-- Extracted data --
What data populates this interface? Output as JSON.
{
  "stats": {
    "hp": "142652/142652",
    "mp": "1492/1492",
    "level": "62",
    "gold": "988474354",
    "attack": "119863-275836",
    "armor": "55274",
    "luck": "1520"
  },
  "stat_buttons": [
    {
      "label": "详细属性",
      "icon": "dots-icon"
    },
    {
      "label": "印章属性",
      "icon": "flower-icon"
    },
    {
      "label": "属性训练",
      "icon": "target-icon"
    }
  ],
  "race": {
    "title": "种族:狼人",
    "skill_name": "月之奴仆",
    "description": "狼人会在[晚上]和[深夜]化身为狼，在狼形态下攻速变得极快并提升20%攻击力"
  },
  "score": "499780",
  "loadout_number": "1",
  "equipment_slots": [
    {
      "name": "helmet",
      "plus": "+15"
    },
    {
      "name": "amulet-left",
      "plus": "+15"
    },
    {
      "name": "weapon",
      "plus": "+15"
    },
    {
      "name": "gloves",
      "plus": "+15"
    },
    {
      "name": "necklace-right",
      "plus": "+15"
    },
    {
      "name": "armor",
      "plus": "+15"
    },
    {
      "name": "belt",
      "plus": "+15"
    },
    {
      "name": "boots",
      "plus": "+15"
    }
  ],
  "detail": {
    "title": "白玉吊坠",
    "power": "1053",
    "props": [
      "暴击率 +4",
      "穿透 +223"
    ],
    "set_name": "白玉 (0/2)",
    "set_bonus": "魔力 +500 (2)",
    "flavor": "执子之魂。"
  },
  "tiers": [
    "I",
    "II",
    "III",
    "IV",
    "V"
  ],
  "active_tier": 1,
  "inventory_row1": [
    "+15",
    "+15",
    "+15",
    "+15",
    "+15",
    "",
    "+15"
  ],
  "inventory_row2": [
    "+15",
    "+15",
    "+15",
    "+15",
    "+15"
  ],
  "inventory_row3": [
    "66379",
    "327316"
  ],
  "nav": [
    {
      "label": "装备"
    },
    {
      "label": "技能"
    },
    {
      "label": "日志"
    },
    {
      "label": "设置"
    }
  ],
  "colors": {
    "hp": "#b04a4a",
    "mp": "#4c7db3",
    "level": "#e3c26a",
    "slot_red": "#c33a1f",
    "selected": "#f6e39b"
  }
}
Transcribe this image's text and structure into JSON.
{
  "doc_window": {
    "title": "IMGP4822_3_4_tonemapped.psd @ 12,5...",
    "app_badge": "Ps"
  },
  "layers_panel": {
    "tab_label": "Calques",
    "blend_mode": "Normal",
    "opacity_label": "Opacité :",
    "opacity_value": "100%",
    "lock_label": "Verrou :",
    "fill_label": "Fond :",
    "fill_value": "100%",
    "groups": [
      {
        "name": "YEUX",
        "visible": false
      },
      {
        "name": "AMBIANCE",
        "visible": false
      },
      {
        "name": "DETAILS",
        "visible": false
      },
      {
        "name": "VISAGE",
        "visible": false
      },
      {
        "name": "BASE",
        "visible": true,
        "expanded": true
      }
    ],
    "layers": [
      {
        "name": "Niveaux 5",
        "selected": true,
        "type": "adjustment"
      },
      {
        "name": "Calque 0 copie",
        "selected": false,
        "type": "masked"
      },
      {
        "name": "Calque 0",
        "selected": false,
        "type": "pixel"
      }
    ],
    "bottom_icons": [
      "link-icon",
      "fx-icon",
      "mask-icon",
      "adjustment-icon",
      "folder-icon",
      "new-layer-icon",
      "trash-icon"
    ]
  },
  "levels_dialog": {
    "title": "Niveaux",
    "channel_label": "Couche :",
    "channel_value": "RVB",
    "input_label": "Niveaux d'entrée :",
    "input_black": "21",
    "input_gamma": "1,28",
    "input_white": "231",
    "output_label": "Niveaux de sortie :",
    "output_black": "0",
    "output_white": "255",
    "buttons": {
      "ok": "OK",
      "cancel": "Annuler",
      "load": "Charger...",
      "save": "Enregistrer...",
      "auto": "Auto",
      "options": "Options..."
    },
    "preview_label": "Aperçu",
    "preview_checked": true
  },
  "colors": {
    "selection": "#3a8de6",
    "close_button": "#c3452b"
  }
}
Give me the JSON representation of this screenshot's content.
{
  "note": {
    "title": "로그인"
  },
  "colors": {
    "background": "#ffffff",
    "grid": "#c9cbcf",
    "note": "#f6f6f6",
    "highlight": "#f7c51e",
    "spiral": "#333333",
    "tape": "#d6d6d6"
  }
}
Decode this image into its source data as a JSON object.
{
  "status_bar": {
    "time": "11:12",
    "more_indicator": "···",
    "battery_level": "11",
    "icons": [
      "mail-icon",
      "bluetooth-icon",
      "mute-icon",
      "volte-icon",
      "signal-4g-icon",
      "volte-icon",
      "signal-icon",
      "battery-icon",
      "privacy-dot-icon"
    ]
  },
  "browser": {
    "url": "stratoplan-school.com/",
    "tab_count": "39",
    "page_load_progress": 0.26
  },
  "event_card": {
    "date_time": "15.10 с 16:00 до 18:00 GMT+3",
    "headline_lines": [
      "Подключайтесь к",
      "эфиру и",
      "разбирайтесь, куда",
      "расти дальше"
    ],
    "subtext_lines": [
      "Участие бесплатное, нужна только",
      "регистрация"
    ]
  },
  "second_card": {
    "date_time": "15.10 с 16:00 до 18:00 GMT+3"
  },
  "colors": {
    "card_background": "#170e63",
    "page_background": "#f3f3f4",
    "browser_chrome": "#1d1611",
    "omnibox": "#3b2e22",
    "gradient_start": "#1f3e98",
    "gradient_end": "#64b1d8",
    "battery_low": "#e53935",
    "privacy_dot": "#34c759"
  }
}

-- Short problem --
Find the line that contains "Decode this image" in the listing above. Retype it and every line after it up to the last, exactly, and nothing else.

-- Task answer --
Decode this image into its source data as a JSON object.
{
  "status_bar": {
    "time": "11:12",
    "more_indicator": "···",
    "battery_level": "11",
    "icons": [
      "mail-icon",
      "bluetooth-icon",
      "mute-icon",
      "volte-icon",
      "signal-4g-icon",
      "volte-icon",
      "signal-icon",
      "battery-icon",
      "privacy-dot-icon"
    ]
  },
  "browser": {
    "url": "stratoplan-school.com/",
    "tab_count": "39",
    "page_load_progress": 0.26
  },
  "event_card": {
    "date_time": "15.10 с 16:00 до 18:00 GMT+3",
    "headline_lines": [
      "Подключайтесь к",
      "эфиру и",
      "разбирайтесь, куда",
      "расти дальше"
    ],
    "subtext_lines": [
      "Участие бесплатное, нужна только",
      "регистрация"
    ]
  },
  "second_card": {
    "date_time": "15.10 с 16:00 до 18:00 GMT+3"
  },
  "colors": {
    "card_background": "#170e63",
    "page_background": "#f3f3f4",
    "browser_chrome": "#1d1611",
    "omnibox": "#3b2e22",
    "gradient_start": "#1f3e98",
    "gradient_end": "#64b1d8",
    "battery_low": "#e53935",
    "privacy_dot": "#34c759"
  }
}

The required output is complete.